Element location listings
## Begin

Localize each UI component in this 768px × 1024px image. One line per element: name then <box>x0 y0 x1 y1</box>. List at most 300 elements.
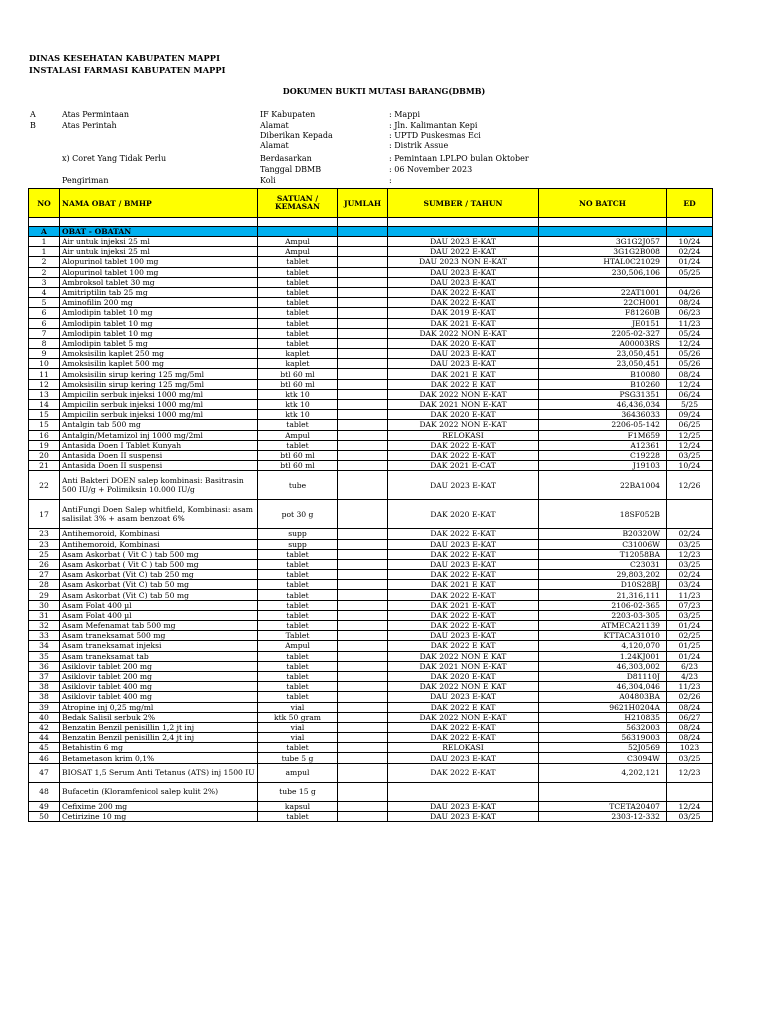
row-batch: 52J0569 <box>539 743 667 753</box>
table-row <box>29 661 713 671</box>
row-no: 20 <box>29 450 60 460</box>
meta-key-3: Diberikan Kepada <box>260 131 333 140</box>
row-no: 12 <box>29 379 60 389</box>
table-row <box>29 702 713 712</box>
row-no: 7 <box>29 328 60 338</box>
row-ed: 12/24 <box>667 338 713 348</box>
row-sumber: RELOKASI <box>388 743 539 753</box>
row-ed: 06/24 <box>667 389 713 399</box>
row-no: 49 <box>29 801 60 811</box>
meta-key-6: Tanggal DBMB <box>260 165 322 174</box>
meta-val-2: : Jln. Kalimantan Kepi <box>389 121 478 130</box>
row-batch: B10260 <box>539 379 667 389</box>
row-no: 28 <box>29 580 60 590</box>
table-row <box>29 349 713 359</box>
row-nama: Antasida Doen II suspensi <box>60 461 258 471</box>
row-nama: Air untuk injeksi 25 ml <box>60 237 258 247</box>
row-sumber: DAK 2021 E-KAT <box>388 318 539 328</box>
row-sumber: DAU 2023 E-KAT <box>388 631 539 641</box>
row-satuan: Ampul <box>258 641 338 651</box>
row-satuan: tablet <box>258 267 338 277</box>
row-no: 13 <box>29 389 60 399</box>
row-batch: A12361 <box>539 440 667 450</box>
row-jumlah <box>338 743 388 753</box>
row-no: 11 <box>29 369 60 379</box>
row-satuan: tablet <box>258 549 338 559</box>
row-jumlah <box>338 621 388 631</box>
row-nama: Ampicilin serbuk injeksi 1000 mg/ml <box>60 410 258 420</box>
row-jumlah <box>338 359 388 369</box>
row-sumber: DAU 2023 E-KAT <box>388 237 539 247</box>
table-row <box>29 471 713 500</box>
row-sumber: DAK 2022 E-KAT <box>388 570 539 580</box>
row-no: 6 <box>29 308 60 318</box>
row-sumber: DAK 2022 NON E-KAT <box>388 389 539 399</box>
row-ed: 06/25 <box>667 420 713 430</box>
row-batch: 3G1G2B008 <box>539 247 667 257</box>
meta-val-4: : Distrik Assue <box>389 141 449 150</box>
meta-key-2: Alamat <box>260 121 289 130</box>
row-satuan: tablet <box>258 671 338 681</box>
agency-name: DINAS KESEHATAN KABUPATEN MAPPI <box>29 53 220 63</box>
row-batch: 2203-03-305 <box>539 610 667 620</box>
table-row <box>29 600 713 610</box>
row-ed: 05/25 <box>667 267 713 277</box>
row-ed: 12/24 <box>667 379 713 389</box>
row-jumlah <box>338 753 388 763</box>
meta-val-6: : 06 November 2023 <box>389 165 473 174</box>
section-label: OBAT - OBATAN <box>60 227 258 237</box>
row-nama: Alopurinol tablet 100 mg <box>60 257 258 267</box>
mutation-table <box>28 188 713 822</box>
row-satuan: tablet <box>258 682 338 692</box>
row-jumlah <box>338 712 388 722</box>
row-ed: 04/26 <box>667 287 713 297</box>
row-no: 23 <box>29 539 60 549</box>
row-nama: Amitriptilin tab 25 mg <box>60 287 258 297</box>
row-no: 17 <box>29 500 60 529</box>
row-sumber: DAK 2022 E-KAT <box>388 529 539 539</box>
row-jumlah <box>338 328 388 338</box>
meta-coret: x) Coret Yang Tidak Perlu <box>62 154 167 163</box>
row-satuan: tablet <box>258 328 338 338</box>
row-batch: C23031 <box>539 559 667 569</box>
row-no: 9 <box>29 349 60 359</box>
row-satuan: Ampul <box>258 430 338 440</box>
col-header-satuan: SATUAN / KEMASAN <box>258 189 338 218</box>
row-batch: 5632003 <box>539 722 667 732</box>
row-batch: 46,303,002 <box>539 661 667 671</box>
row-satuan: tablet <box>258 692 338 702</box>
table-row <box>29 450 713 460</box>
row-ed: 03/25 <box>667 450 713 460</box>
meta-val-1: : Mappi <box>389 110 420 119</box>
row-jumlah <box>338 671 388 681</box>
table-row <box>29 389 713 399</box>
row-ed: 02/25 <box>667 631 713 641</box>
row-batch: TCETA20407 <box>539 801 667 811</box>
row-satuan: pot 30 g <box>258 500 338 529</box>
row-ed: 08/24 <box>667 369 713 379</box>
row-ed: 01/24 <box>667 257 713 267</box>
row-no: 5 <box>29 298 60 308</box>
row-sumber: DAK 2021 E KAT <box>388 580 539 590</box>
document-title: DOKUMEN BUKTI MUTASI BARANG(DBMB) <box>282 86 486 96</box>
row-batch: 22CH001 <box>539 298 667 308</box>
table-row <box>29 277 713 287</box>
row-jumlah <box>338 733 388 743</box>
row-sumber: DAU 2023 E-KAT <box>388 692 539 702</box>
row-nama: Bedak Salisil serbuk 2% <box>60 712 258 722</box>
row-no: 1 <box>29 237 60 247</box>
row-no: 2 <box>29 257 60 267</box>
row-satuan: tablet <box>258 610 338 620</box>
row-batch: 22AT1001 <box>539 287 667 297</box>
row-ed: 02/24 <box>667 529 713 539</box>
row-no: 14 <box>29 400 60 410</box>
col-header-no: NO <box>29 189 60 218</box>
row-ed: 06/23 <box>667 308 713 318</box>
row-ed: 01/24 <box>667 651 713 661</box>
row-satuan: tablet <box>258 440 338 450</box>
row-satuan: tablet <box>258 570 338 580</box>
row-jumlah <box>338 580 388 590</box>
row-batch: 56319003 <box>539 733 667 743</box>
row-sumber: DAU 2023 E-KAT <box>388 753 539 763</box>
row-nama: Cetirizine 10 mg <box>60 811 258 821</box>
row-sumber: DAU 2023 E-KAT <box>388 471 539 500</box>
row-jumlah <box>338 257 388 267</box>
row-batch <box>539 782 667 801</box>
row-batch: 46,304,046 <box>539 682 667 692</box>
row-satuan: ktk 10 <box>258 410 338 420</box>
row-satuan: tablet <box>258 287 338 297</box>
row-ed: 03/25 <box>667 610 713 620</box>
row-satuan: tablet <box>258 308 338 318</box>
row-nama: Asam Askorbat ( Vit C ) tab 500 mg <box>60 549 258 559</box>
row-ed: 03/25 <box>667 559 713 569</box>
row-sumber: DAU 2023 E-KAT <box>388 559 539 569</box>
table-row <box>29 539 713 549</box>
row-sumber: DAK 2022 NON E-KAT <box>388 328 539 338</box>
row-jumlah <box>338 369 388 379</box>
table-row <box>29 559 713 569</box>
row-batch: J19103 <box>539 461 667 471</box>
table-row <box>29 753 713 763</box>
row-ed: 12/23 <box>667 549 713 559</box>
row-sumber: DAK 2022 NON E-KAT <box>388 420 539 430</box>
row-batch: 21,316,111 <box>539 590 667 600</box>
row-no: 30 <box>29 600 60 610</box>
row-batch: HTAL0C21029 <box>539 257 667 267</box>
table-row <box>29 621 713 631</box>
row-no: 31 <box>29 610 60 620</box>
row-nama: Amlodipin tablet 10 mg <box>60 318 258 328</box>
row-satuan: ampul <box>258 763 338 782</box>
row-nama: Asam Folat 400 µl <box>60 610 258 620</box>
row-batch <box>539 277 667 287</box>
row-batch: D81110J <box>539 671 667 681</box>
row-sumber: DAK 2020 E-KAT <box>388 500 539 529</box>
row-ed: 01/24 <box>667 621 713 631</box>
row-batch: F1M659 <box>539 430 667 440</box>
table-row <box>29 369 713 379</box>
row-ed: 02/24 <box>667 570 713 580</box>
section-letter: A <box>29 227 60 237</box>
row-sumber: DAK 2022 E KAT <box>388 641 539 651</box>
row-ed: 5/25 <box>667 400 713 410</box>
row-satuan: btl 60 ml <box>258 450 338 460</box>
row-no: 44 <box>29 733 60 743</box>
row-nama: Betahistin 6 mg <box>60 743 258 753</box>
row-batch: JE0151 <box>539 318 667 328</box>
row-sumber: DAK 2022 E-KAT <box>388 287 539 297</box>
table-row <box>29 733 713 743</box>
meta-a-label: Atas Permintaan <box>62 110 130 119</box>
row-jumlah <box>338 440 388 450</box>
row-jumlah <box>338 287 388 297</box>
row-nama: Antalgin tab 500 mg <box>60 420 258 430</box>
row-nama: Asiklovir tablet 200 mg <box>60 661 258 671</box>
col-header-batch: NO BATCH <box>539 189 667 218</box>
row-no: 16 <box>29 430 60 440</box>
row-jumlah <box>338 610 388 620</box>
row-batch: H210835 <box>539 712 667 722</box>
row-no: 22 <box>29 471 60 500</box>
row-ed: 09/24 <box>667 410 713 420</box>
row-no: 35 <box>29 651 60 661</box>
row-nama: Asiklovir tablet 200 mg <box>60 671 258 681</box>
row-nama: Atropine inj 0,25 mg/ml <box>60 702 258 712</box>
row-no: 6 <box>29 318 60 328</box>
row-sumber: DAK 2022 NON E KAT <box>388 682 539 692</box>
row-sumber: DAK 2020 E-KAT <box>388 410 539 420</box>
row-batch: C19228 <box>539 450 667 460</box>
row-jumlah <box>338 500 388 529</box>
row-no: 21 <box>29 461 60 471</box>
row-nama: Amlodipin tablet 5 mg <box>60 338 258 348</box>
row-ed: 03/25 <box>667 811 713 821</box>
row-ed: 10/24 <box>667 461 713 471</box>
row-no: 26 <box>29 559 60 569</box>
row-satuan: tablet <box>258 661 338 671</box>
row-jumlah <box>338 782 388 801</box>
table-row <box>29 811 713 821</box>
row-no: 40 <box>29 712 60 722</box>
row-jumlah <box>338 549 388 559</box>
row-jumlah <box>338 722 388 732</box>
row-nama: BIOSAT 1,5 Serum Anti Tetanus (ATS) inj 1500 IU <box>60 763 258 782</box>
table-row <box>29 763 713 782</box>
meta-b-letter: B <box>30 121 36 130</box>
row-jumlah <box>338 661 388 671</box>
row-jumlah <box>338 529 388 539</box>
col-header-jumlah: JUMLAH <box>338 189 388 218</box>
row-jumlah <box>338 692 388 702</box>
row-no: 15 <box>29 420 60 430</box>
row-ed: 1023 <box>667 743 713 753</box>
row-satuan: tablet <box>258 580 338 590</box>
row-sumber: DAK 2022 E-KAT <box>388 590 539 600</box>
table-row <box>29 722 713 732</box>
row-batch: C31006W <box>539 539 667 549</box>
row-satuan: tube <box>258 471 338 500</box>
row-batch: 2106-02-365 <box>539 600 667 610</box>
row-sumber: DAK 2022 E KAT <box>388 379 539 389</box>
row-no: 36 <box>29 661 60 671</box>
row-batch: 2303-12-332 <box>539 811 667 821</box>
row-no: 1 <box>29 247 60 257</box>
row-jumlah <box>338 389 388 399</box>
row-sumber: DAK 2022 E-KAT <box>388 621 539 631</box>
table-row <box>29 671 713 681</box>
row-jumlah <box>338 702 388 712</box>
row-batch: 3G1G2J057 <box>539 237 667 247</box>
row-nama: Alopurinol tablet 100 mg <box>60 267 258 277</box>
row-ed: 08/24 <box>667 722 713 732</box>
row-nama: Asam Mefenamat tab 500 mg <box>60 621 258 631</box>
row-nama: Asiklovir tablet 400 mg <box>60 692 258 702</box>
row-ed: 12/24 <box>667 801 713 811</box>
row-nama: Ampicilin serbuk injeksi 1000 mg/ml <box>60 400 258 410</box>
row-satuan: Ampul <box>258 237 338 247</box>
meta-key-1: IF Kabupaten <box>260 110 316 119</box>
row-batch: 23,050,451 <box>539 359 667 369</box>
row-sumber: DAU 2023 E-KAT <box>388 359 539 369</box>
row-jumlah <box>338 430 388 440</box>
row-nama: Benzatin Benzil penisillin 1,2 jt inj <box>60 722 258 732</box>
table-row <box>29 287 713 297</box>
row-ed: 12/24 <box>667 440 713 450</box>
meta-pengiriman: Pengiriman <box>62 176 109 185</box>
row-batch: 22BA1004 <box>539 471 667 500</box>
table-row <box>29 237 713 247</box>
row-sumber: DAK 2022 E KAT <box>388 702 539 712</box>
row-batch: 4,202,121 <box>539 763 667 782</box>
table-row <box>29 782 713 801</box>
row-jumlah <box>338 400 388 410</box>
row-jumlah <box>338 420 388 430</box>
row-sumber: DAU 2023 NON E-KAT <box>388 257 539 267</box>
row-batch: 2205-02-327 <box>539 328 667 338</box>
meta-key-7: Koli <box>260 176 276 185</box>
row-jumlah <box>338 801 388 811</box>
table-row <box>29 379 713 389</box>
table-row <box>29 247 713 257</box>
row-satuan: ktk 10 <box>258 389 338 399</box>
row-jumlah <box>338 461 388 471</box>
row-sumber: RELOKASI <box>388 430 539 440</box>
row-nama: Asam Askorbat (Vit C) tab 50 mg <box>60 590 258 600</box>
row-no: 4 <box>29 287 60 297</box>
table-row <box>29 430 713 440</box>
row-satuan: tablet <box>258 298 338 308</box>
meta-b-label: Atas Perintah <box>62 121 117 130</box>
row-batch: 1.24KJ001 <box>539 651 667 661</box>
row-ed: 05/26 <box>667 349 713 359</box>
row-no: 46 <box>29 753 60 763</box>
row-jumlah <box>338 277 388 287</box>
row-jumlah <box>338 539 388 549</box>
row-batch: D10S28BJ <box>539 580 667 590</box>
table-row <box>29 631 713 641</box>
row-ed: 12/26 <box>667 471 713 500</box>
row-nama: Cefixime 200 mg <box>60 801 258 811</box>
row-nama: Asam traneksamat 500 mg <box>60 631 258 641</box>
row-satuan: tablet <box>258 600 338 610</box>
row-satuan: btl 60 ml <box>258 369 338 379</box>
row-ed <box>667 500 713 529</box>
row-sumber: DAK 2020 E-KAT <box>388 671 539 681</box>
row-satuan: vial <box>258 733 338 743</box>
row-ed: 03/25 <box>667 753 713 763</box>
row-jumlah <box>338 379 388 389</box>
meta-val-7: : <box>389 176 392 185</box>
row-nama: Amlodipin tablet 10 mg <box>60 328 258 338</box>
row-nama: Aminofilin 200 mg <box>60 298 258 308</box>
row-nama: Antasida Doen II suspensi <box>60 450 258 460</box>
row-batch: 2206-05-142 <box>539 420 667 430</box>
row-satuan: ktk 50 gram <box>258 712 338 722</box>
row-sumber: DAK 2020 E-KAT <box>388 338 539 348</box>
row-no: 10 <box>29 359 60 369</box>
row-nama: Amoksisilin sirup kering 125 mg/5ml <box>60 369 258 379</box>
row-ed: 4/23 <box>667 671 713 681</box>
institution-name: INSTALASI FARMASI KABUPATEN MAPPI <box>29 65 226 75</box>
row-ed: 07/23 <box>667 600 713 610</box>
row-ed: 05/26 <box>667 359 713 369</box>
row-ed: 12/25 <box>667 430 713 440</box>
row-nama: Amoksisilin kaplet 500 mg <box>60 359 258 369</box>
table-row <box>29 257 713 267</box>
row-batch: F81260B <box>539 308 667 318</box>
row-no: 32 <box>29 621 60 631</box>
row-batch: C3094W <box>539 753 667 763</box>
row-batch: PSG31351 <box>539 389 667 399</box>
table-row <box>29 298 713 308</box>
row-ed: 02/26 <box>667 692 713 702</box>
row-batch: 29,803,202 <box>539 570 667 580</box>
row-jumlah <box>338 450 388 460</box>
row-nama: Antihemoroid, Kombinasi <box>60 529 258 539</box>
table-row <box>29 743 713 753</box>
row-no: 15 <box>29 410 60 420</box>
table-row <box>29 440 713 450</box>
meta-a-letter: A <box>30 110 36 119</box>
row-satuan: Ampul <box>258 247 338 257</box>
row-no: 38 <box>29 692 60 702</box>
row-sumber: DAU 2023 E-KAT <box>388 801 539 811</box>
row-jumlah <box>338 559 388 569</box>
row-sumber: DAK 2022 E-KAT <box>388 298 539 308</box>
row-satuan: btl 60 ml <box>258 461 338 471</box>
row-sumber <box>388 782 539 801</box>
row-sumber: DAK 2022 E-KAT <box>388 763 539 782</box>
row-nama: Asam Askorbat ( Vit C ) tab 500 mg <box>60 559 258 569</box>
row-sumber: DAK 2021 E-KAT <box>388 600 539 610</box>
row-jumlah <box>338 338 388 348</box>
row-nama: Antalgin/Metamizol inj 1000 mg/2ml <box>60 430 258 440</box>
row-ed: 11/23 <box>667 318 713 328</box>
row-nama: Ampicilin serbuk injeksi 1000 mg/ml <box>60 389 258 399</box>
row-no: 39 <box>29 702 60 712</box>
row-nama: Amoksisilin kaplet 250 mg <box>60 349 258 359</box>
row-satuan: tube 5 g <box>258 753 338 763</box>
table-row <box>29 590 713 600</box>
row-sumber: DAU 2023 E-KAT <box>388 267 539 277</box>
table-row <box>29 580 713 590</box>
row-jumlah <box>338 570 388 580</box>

## End

• WHAT TO DO: Repeat the lines from the one with "row-batch: 52J0569 <box>539 743 667 753</box>" up to and including the one with "meta-key-6: Tanggal DBMB".

• FINISHED ANSWER:
row-batch: 52J0569 <box>539 743 667 753</box>
table-row <box>29 661 713 671</box>
row-no: 20 <box>29 450 60 460</box>
meta-key-3: Diberikan Kepada <box>260 131 333 140</box>
row-no: 12 <box>29 379 60 389</box>
table-row <box>29 702 713 712</box>
row-no: 7 <box>29 328 60 338</box>
row-ed: 12/24 <box>667 338 713 348</box>
row-sumber: RELOKASI <box>388 743 539 753</box>
row-ed: 06/24 <box>667 389 713 399</box>
row-no: 49 <box>29 801 60 811</box>
meta-key-6: Tanggal DBMB <box>260 165 322 174</box>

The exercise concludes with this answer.